++++ Data to use ++++
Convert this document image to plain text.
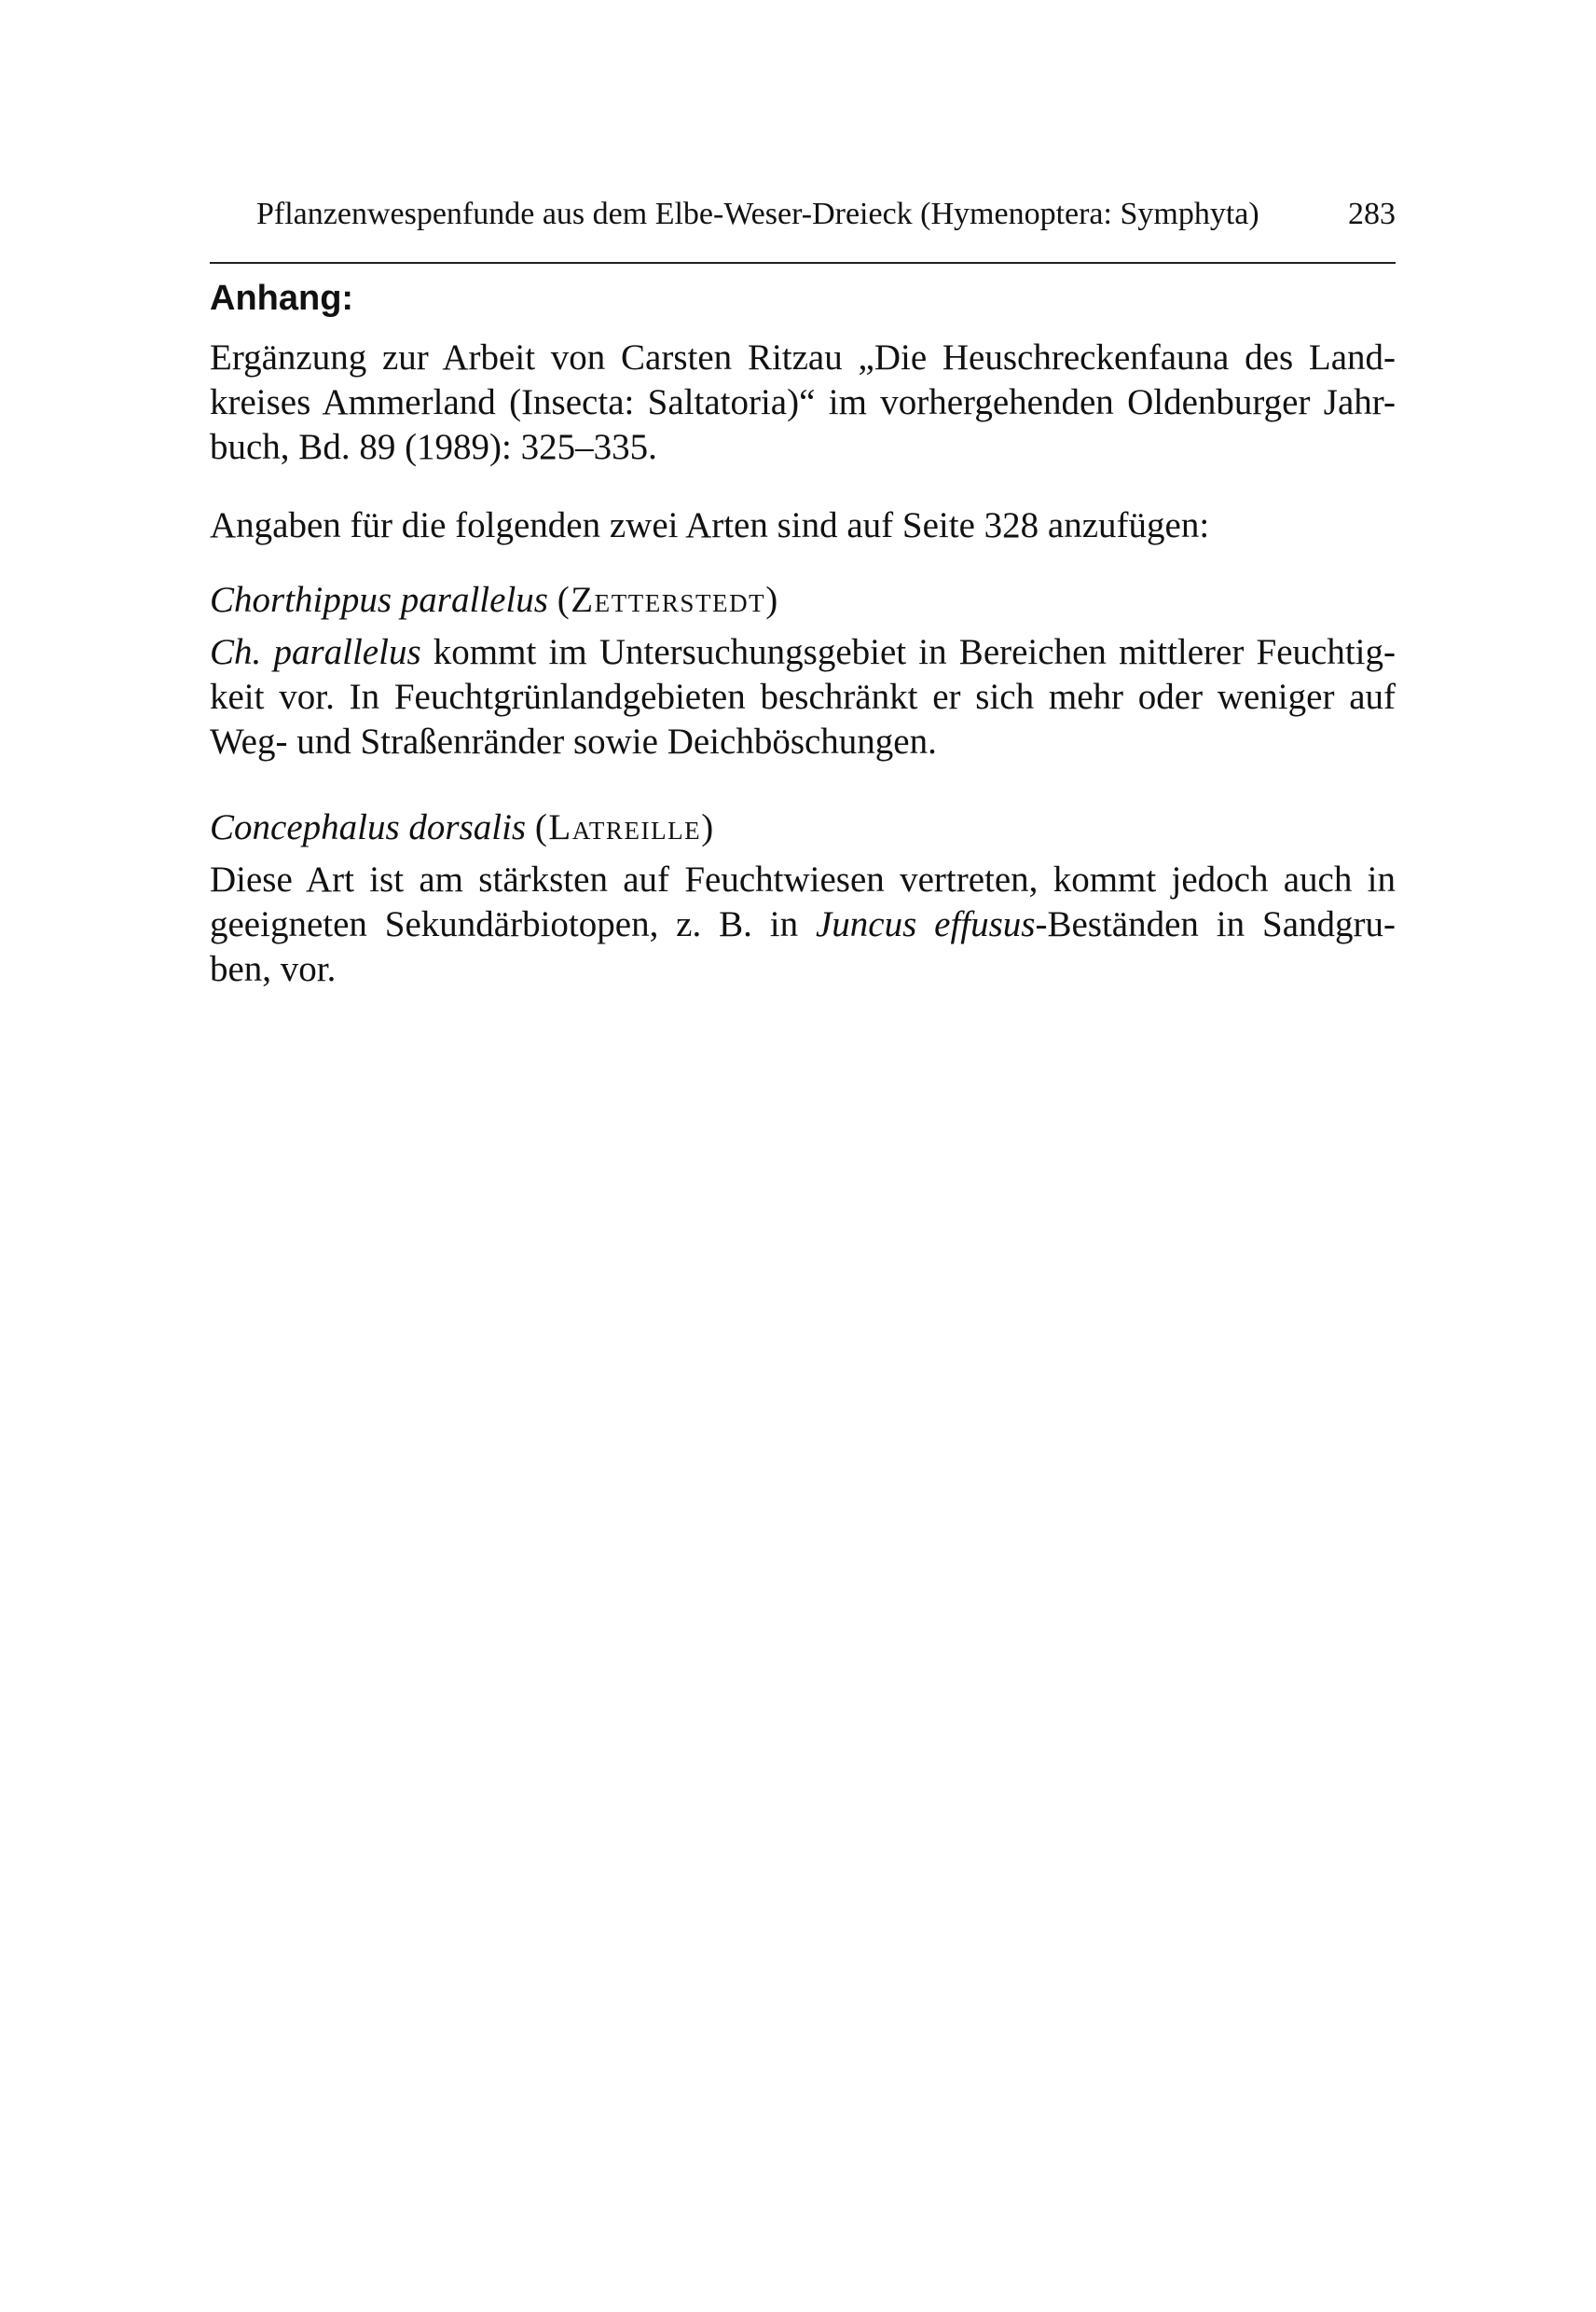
Pflanzenwespenfunde aus dem Elbe-Weser-Dreieck (Hymenoptera: Symphyta)	283
Anhang:

Ergänzung zur Arbeit von Carsten Ritzau „Die Heuschreckenfauna des Land-
kreises Ammerland (Insecta: Saltatoria)“ im vorhergehenden Oldenburger Jahr-
buch, Bd. 89 (1989): 325–335.

Angaben für die folgenden zwei Arten sind auf Seite 328 anzufügen:

Chorthippus parallelus (Zetterstedt)

Ch. parallelus kommt im Untersuchungsgebiet in Bereichen mittlerer Feuchtig-
keit vor. In Feuchtgrünlandgebieten beschränkt er sich mehr oder weniger auf
Weg- und Straßenränder sowie Deichböschungen.

Concephalus dorsalis (Latreille)

Diese Art ist am stärksten auf Feuchtwiesen vertreten, kommt jedoch auch in
geeigneten Sekundärbiotopen, z. B. in Juncus effusus-Beständen in Sandgru-
ben, vor.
++++
* [Aim of the task] Quote the data above in full, leaving out the pictures it holds.

* [Result for this exercise]
Convert this document image to plain text.
Pflanzenwespenfunde aus dem Elbe-Weser-Dreieck (Hymenoptera: Symphyta)	283
Anhang:

Ergänzung zur Arbeit von Carsten Ritzau „Die Heuschreckenfauna des Land-
kreises Ammerland (Insecta: Saltatoria)“ im vorhergehenden Oldenburger Jahr-
buch, Bd. 89 (1989): 325–335.

Angaben für die folgenden zwei Arten sind auf Seite 328 anzufügen:

Chorthippus parallelus (Zetterstedt)

Ch. parallelus kommt im Untersuchungsgebiet in Bereichen mittlerer Feuchtig-
keit vor. In Feuchtgrünlandgebieten beschränkt er sich mehr oder weniger auf
Weg- und Straßenränder sowie Deichböschungen.

Concephalus dorsalis (Latreille)

Diese Art ist am stärksten auf Feuchtwiesen vertreten, kommt jedoch auch in
geeigneten Sekundärbiotopen, z. B. in Juncus effusus-Beständen in Sandgru-
ben, vor.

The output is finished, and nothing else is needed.